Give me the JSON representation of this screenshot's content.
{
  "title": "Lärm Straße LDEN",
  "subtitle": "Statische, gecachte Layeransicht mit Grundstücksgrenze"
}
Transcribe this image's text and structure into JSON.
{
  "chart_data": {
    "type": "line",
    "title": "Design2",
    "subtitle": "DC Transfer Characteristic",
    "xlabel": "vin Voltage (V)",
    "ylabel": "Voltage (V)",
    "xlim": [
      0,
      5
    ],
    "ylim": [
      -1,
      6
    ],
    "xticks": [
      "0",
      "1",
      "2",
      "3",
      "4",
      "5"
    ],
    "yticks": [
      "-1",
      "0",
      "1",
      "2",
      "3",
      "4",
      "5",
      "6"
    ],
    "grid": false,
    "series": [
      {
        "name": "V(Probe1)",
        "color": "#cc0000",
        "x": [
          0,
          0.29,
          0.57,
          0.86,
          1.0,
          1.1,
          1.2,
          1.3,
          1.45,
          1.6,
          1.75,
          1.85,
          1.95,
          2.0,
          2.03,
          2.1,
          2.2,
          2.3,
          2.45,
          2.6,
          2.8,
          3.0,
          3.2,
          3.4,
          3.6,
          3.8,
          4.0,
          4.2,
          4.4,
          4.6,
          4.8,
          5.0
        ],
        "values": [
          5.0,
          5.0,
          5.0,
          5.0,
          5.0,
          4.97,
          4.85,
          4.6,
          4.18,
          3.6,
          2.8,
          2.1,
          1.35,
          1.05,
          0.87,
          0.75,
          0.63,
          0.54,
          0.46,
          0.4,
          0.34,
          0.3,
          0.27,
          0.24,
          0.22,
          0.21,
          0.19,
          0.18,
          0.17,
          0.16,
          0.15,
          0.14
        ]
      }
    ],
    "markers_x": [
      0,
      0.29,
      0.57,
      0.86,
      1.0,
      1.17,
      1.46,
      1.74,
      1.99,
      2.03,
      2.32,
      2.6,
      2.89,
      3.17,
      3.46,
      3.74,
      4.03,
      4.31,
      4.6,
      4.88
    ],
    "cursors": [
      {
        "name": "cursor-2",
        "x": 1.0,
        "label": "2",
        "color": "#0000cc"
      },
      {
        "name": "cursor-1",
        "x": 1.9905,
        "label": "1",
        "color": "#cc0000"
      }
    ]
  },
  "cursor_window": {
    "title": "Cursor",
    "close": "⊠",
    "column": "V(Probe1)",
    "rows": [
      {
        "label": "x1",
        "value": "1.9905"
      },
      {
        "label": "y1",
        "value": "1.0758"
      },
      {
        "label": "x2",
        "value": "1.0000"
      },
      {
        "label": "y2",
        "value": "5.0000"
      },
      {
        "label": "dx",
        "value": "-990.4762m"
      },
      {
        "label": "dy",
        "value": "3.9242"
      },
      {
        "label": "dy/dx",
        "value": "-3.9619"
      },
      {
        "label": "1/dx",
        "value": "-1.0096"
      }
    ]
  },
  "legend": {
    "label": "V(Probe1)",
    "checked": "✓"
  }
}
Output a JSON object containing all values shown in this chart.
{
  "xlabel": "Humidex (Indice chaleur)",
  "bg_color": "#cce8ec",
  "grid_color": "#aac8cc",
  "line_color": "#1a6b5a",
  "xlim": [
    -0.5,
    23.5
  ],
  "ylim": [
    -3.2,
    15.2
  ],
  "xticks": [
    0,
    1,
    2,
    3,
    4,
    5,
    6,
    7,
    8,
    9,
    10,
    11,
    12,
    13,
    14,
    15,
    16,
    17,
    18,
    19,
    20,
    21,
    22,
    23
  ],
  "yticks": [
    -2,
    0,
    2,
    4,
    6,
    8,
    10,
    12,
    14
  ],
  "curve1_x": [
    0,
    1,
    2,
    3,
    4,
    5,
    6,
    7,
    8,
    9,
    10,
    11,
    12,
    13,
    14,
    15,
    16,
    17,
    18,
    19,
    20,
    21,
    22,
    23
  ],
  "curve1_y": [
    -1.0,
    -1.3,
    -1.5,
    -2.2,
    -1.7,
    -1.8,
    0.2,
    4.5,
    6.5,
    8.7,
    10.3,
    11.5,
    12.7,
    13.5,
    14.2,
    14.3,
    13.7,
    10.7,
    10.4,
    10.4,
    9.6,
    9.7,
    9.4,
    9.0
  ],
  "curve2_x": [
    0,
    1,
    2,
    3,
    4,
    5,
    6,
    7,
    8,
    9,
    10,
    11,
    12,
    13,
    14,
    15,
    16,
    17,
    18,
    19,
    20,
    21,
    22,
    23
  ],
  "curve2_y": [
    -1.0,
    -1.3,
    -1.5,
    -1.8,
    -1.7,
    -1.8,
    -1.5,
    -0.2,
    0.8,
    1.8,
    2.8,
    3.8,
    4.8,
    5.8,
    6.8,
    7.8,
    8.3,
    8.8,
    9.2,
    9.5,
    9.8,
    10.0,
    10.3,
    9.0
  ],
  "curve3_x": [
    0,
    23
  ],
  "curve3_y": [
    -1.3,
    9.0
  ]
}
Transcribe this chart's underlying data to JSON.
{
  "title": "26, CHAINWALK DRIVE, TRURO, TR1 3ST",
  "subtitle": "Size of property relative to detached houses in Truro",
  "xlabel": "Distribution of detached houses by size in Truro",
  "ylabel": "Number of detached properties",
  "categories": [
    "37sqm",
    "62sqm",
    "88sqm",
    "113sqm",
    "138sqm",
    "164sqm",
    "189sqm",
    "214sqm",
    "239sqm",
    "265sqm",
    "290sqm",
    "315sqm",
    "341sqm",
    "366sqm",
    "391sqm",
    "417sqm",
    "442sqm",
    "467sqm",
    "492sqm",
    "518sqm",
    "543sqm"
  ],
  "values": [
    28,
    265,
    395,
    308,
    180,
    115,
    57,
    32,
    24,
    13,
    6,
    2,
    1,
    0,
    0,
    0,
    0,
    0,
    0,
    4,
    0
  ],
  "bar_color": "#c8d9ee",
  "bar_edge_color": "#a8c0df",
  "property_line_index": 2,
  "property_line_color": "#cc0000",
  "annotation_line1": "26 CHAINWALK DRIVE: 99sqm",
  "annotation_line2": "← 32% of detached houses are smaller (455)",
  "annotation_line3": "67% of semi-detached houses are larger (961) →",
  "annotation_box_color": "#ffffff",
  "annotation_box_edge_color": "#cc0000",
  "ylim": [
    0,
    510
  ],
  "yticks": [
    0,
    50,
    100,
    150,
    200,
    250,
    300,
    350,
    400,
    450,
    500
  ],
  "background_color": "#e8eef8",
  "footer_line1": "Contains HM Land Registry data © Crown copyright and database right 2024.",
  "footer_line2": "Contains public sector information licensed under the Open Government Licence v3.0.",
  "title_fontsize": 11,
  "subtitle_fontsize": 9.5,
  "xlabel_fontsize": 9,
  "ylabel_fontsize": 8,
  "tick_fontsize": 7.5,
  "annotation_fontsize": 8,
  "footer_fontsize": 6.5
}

__GIVEN TASK__: Reproduce every record above exactly as it appears.

__RESULT__:
Give me the JSON representation of this screenshot's content.
{
  "title": "Lärm Straße LDEN",
  "subtitle": "Statische, gecachte Layeransicht mit Grundstücksgrenze"
}
Transcribe this image's text and structure into JSON.
{
  "chart_data": {
    "type": "line",
    "title": "Design2",
    "subtitle": "DC Transfer Characteristic",
    "xlabel": "vin Voltage (V)",
    "ylabel": "Voltage (V)",
    "xlim": [
      0,
      5
    ],
    "ylim": [
      -1,
      6
    ],
    "xticks": [
      "0",
      "1",
      "2",
      "3",
      "4",
      "5"
    ],
    "yticks": [
      "-1",
      "0",
      "1",
      "2",
      "3",
      "4",
      "5",
      "6"
    ],
    "grid": false,
    "series": [
      {
        "name": "V(Probe1)",
        "color": "#cc0000",
        "x": [
          0,
          0.29,
          0.57,
          0.86,
          1.0,
          1.1,
          1.2,
          1.3,
          1.45,
          1.6,
          1.75,
          1.85,
          1.95,
          2.0,
          2.03,
          2.1,
          2.2,
          2.3,
          2.45,
          2.6,
          2.8,
          3.0,
          3.2,
          3.4,
          3.6,
          3.8,
          4.0,
          4.2,
          4.4,
          4.6,
          4.8,
          5.0
        ],
        "values": [
          5.0,
          5.0,
          5.0,
          5.0,
          5.0,
          4.97,
          4.85,
          4.6,
          4.18,
          3.6,
          2.8,
          2.1,
          1.35,
          1.05,
          0.87,
          0.75,
          0.63,
          0.54,
          0.46,
          0.4,
          0.34,
          0.3,
          0.27,
          0.24,
          0.22,
          0.21,
          0.19,
          0.18,
          0.17,
          0.16,
          0.15,
          0.14
        ]
      }
    ],
    "markers_x": [
      0,
      0.29,
      0.57,
      0.86,
      1.0,
      1.17,
      1.46,
      1.74,
      1.99,
      2.03,
      2.32,
      2.6,
      2.89,
      3.17,
      3.46,
      3.74,
      4.03,
      4.31,
      4.6,
      4.88
    ],
    "cursors": [
      {
        "name": "cursor-2",
        "x": 1.0,
        "label": "2",
        "color": "#0000cc"
      },
      {
        "name": "cursor-1",
        "x": 1.9905,
        "label": "1",
        "color": "#cc0000"
      }
    ]
  },
  "cursor_window": {
    "title": "Cursor",
    "close": "⊠",
    "column": "V(Probe1)",
    "rows": [
      {
        "label": "x1",
        "value": "1.9905"
      },
      {
        "label": "y1",
        "value": "1.0758"
      },
      {
        "label": "x2",
        "value": "1.0000"
      },
      {
        "label": "y2",
        "value": "5.0000"
      },
      {
        "label": "dx",
        "value": "-990.4762m"
      },
      {
        "label": "dy",
        "value": "3.9242"
      },
      {
        "label": "dy/dx",
        "value": "-3.9619"
      },
      {
        "label": "1/dx",
        "value": "-1.0096"
      }
    ]
  },
  "legend": {
    "label": "V(Probe1)",
    "checked": "✓"
  }
}
Output a JSON object containing all values shown in this chart.
{
  "xlabel": "Humidex (Indice chaleur)",
  "bg_color": "#cce8ec",
  "grid_color": "#aac8cc",
  "line_color": "#1a6b5a",
  "xlim": [
    -0.5,
    23.5
  ],
  "ylim": [
    -3.2,
    15.2
  ],
  "xticks": [
    0,
    1,
    2,
    3,
    4,
    5,
    6,
    7,
    8,
    9,
    10,
    11,
    12,
    13,
    14,
    15,
    16,
    17,
    18,
    19,
    20,
    21,
    22,
    23
  ],
  "yticks": [
    -2,
    0,
    2,
    4,
    6,
    8,
    10,
    12,
    14
  ],
  "curve1_x": [
    0,
    1,
    2,
    3,
    4,
    5,
    6,
    7,
    8,
    9,
    10,
    11,
    12,
    13,
    14,
    15,
    16,
    17,
    18,
    19,
    20,
    21,
    22,
    23
  ],
  "curve1_y": [
    -1.0,
    -1.3,
    -1.5,
    -2.2,
    -1.7,
    -1.8,
    0.2,
    4.5,
    6.5,
    8.7,
    10.3,
    11.5,
    12.7,
    13.5,
    14.2,
    14.3,
    13.7,
    10.7,
    10.4,
    10.4,
    9.6,
    9.7,
    9.4,
    9.0
  ],
  "curve2_x": [
    0,
    1,
    2,
    3,
    4,
    5,
    6,
    7,
    8,
    9,
    10,
    11,
    12,
    13,
    14,
    15,
    16,
    17,
    18,
    19,
    20,
    21,
    22,
    23
  ],
  "curve2_y": [
    -1.0,
    -1.3,
    -1.5,
    -1.8,
    -1.7,
    -1.8,
    -1.5,
    -0.2,
    0.8,
    1.8,
    2.8,
    3.8,
    4.8,
    5.8,
    6.8,
    7.8,
    8.3,
    8.8,
    9.2,
    9.5,
    9.8,
    10.0,
    10.3,
    9.0
  ],
  "curve3_x": [
    0,
    23
  ],
  "curve3_y": [
    -1.3,
    9.0
  ]
}
Transcribe this chart's underlying data to JSON.
{
  "title": "26, CHAINWALK DRIVE, TRURO, TR1 3ST",
  "subtitle": "Size of property relative to detached houses in Truro",
  "xlabel": "Distribution of detached houses by size in Truro",
  "ylabel": "Number of detached properties",
  "categories": [
    "37sqm",
    "62sqm",
    "88sqm",
    "113sqm",
    "138sqm",
    "164sqm",
    "189sqm",
    "214sqm",
    "239sqm",
    "265sqm",
    "290sqm",
    "315sqm",
    "341sqm",
    "366sqm",
    "391sqm",
    "417sqm",
    "442sqm",
    "467sqm",
    "492sqm",
    "518sqm",
    "543sqm"
  ],
  "values": [
    28,
    265,
    395,
    308,
    180,
    115,
    57,
    32,
    24,
    13,
    6,
    2,
    1,
    0,
    0,
    0,
    0,
    0,
    0,
    4,
    0
  ],
  "bar_color": "#c8d9ee",
  "bar_edge_color": "#a8c0df",
  "property_line_index": 2,
  "property_line_color": "#cc0000",
  "annotation_line1": "26 CHAINWALK DRIVE: 99sqm",
  "annotation_line2": "← 32% of detached houses are smaller (455)",
  "annotation_line3": "67% of semi-detached houses are larger (961) →",
  "annotation_box_color": "#ffffff",
  "annotation_box_edge_color": "#cc0000",
  "ylim": [
    0,
    510
  ],
  "yticks": [
    0,
    50,
    100,
    150,
    200,
    250,
    300,
    350,
    400,
    450,
    500
  ],
  "background_color": "#e8eef8",
  "footer_line1": "Contains HM Land Registry data © Crown copyright and database right 2024.",
  "footer_line2": "Contains public sector information licensed under the Open Government Licence v3.0.",
  "title_fontsize": 11,
  "subtitle_fontsize": 9.5,
  "xlabel_fontsize": 9,
  "ylabel_fontsize": 8,
  "tick_fontsize": 7.5,
  "annotation_fontsize": 8,
  "footer_fontsize": 6.5
}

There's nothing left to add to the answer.